■ **Dataset entries**
※ ※ ※

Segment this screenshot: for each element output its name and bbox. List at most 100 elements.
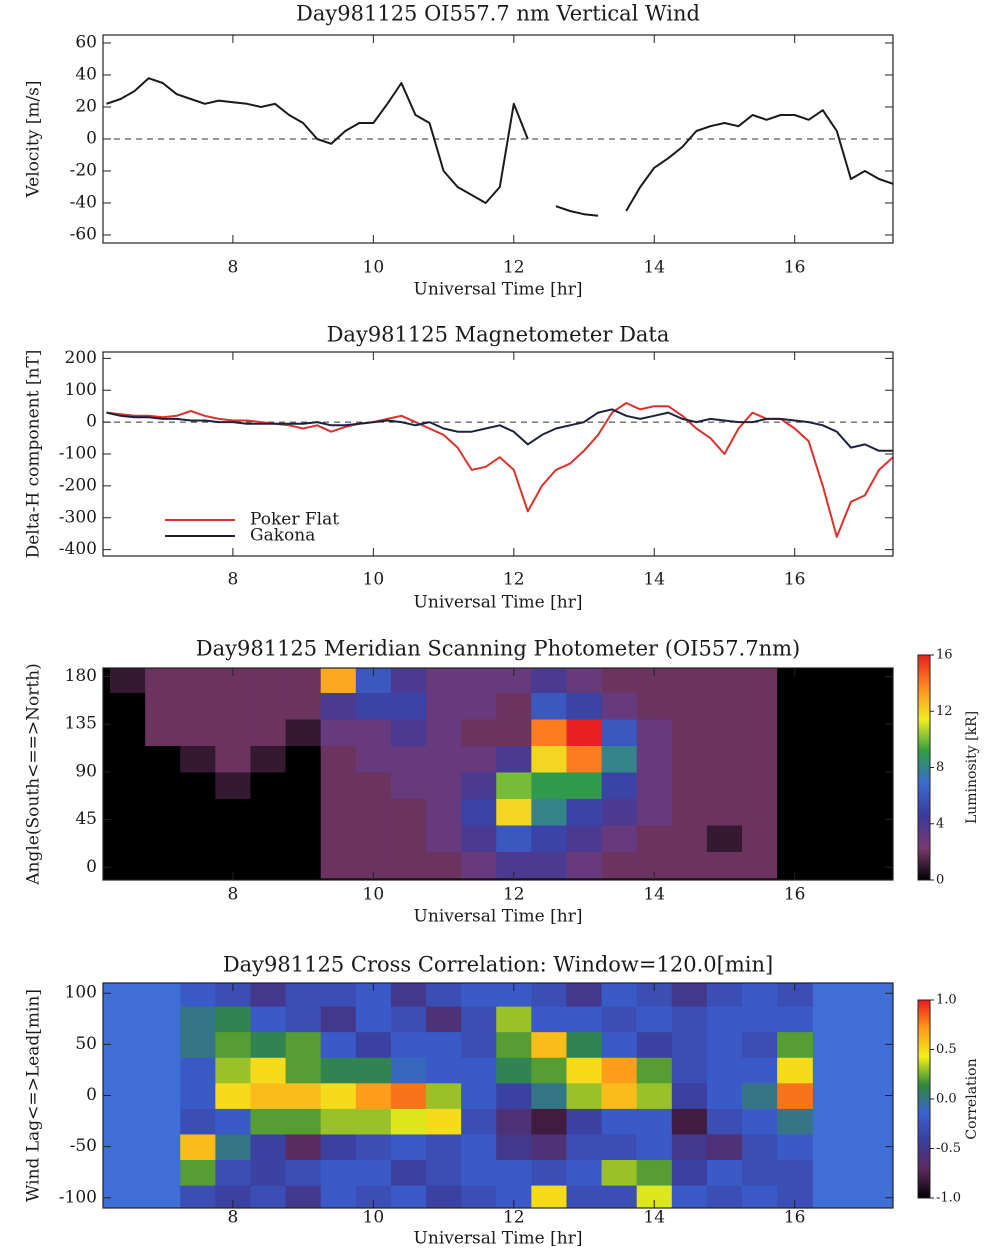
heat-cell [496, 1133, 532, 1161]
heat-cell [390, 1184, 427, 1208]
heat-cell [250, 1057, 287, 1084]
heat-cell [250, 1133, 287, 1161]
data-line [106, 77, 893, 217]
heat-cell [496, 1057, 532, 1084]
heat-cell [706, 824, 743, 852]
y-tick-label: 50 [75, 1034, 97, 1054]
heat-cell [285, 692, 322, 720]
heat-cell [777, 983, 813, 1007]
heat-cell [812, 745, 848, 773]
heat-cell [426, 1082, 462, 1109]
heat-cell [847, 745, 884, 773]
plot-area [103, 402, 893, 538]
heat-cell [566, 1082, 603, 1109]
heat-cell [320, 983, 357, 1007]
heat-cell [531, 798, 568, 826]
heat-cell [215, 692, 252, 720]
y-tick-label: -100 [59, 1187, 97, 1207]
y-tick-label: 0 [86, 129, 97, 149]
heat-cell [285, 1006, 322, 1033]
heat-cell [355, 1159, 392, 1186]
colorbar-tick-label: 0.5 [936, 1042, 957, 1057]
heat-cell [531, 1159, 568, 1186]
heat-cell [390, 851, 427, 879]
heat-cell [320, 1159, 357, 1186]
heat-cell [285, 668, 322, 693]
heat-cell [320, 1082, 357, 1109]
heat-cell [601, 983, 638, 1007]
heat-cell [671, 771, 708, 799]
heat-cell [566, 1108, 603, 1135]
heat-cell [145, 692, 181, 720]
heat-cell [320, 771, 357, 799]
heat-cell [426, 745, 462, 773]
heat-cell [426, 1006, 462, 1033]
heat-cell [706, 1006, 743, 1033]
heat-cell [777, 798, 813, 826]
heat-cell [461, 983, 497, 1007]
heat-cell [812, 692, 848, 720]
heat-cell [285, 1184, 322, 1208]
heat-cell [777, 745, 813, 773]
legend-label: Poker Flat [250, 510, 339, 530]
heat-cell [390, 1159, 427, 1186]
heat-cell [215, 771, 252, 799]
heat-cell [496, 1108, 532, 1135]
heat-cell [742, 1031, 778, 1058]
heat-cell [110, 668, 146, 693]
heat-cell [706, 745, 743, 773]
y-tick-label: 0 [86, 1085, 97, 1105]
heat-cell [531, 745, 568, 773]
heat-cell [180, 1057, 216, 1084]
heat-cell [145, 824, 181, 852]
plot-area [103, 983, 893, 1208]
heat-cell [847, 692, 884, 720]
heat-cell [250, 1184, 287, 1208]
heat-cell [566, 718, 603, 746]
heat-cell [706, 1108, 743, 1135]
plot-frame [102, 351, 894, 557]
heat-cell [777, 1184, 813, 1208]
heat-cell [355, 1031, 392, 1058]
heat-cell [461, 851, 497, 879]
heat-cell [426, 983, 462, 1007]
heat-cell [601, 824, 638, 852]
y-tick-label: 90 [75, 761, 97, 781]
heat-cell [426, 718, 462, 746]
heat-cell [461, 1082, 497, 1109]
heat-cell [742, 851, 778, 879]
y-tick-label: -200 [59, 475, 97, 495]
legend-label: Gakona [250, 526, 315, 546]
panel: Day981125 OI557.7 nm Vertical Wind Univer… [24, 2, 894, 300]
x-tick-label: 8 [227, 570, 238, 590]
heat-cell [145, 668, 181, 693]
heat-cell [320, 1031, 357, 1058]
heat-cell [215, 718, 252, 746]
heat-cell [496, 824, 532, 852]
heat-cell [601, 692, 638, 720]
heat-cell [601, 851, 638, 879]
heat-cell [390, 718, 427, 746]
heat-cell [215, 1057, 252, 1084]
heat-cell [145, 851, 181, 879]
heat-cell [426, 1108, 462, 1135]
heat-cell [110, 745, 146, 773]
heat-cell [426, 1159, 462, 1186]
heat-cell [742, 668, 778, 693]
heat-cell [566, 771, 603, 799]
heat-cell [566, 1057, 603, 1084]
heat-cell [355, 1082, 392, 1109]
heat-cell [531, 983, 568, 1007]
heat-cell [636, 718, 673, 746]
heat-cell [742, 983, 778, 1007]
x-tick-label: 12 [503, 885, 525, 905]
colorbar-tick-label: 16 [936, 648, 953, 663]
heat-cell [812, 718, 848, 746]
heat-cell [496, 771, 532, 799]
heat-cell [742, 824, 778, 852]
x-tick-label: 14 [643, 258, 665, 278]
heat-cell [390, 1031, 427, 1058]
y-tick-label: -50 [70, 1136, 97, 1156]
heat-cell [250, 1031, 287, 1058]
heat-cell [180, 1159, 216, 1186]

※ ※ ※

Return each line of the records above word for word, and leave out the pictures.

■ **Exercise solution**
Segment this screenshot: for each element output its name and bbox. List at most 100 elements.
heat-cell [496, 1133, 532, 1161]
heat-cell [390, 1184, 427, 1208]
heat-cell [250, 1057, 287, 1084]
heat-cell [250, 1133, 287, 1161]
data-line [106, 77, 893, 217]
heat-cell [496, 1057, 532, 1084]
heat-cell [706, 824, 743, 852]
y-tick-label: 50 [75, 1034, 97, 1054]
heat-cell [285, 692, 322, 720]
heat-cell [777, 983, 813, 1007]
heat-cell [812, 745, 848, 773]
heat-cell [426, 1082, 462, 1109]
heat-cell [847, 745, 884, 773]
plot-area [103, 402, 893, 538]
heat-cell [566, 1082, 603, 1109]
heat-cell [320, 983, 357, 1007]
heat-cell [531, 798, 568, 826]
heat-cell [215, 692, 252, 720]
y-tick-label: -100 [59, 1187, 97, 1207]
y-tick-label: 0 [86, 129, 97, 149]
heat-cell [285, 1006, 322, 1033]
heat-cell [355, 1159, 392, 1186]
colorbar-tick-label: 0.5 [936, 1042, 957, 1057]
heat-cell [531, 1159, 568, 1186]
heat-cell [390, 851, 427, 879]
heat-cell [320, 1159, 357, 1186]
heat-cell [285, 668, 322, 693]
heat-cell [320, 1082, 357, 1109]
heat-cell [601, 983, 638, 1007]
heat-cell [671, 771, 708, 799]
heat-cell [566, 1108, 603, 1135]
heat-cell [145, 692, 181, 720]
heat-cell [320, 771, 357, 799]
heat-cell [426, 745, 462, 773]
heat-cell [426, 1006, 462, 1033]
heat-cell [706, 1006, 743, 1033]
heat-cell [777, 798, 813, 826]
heat-cell [461, 983, 497, 1007]
heat-cell [812, 692, 848, 720]
heat-cell [285, 1184, 322, 1208]
heat-cell [777, 745, 813, 773]
legend-label: Poker Flat [250, 510, 339, 530]
heat-cell [390, 1159, 427, 1186]
heat-cell [215, 771, 252, 799]
heat-cell [496, 1108, 532, 1135]
heat-cell [742, 1031, 778, 1058]
heat-cell [110, 668, 146, 693]
heat-cell [706, 745, 743, 773]
y-tick-label: 0 [86, 1085, 97, 1105]
heat-cell [531, 745, 568, 773]
heat-cell [180, 1057, 216, 1084]
heat-cell [145, 824, 181, 852]
plot-area [103, 983, 893, 1208]
heat-cell [847, 692, 884, 720]
heat-cell [250, 1184, 287, 1208]
heat-cell [566, 718, 603, 746]
heat-cell [706, 1108, 743, 1135]
plot-frame [102, 351, 894, 557]
heat-cell [777, 1184, 813, 1208]
heat-cell [355, 1031, 392, 1058]
heat-cell [461, 851, 497, 879]
heat-cell [426, 983, 462, 1007]
heat-cell [601, 824, 638, 852]
y-tick-label: 90 [75, 761, 97, 781]
heat-cell [426, 718, 462, 746]
heat-cell [461, 1082, 497, 1109]
heat-cell [742, 851, 778, 879]
y-tick-label: -200 [59, 475, 97, 495]
legend-label: Gakona [250, 526, 315, 546]
panel: Day981125 OI557.7 nm Vertical Wind Univer… [24, 2, 894, 300]
x-tick-label: 8 [227, 570, 238, 590]
heat-cell [145, 668, 181, 693]
heat-cell [320, 1031, 357, 1058]
heat-cell [215, 718, 252, 746]
heat-cell [496, 824, 532, 852]
heat-cell [601, 692, 638, 720]
heat-cell [601, 851, 638, 879]
heat-cell [390, 718, 427, 746]
heat-cell [215, 1057, 252, 1084]
heat-cell [145, 851, 181, 879]
heat-cell [426, 1108, 462, 1135]
heat-cell [110, 745, 146, 773]
heat-cell [426, 1159, 462, 1186]
heat-cell [742, 668, 778, 693]
heat-cell [566, 771, 603, 799]
heat-cell [566, 1057, 603, 1084]
heat-cell [355, 1082, 392, 1109]
heat-cell [531, 983, 568, 1007]
heat-cell [636, 718, 673, 746]
heat-cell [742, 983, 778, 1007]
x-tick-label: 12 [503, 885, 525, 905]
colorbar-tick-label: 16 [936, 648, 953, 663]
heat-cell [812, 718, 848, 746]
heat-cell [496, 771, 532, 799]
heat-cell [742, 824, 778, 852]
x-tick-label: 14 [643, 258, 665, 278]
heat-cell [390, 1031, 427, 1058]
y-tick-label: -50 [70, 1136, 97, 1156]
heat-cell [250, 1031, 287, 1058]
heat-cell [180, 1159, 216, 1186]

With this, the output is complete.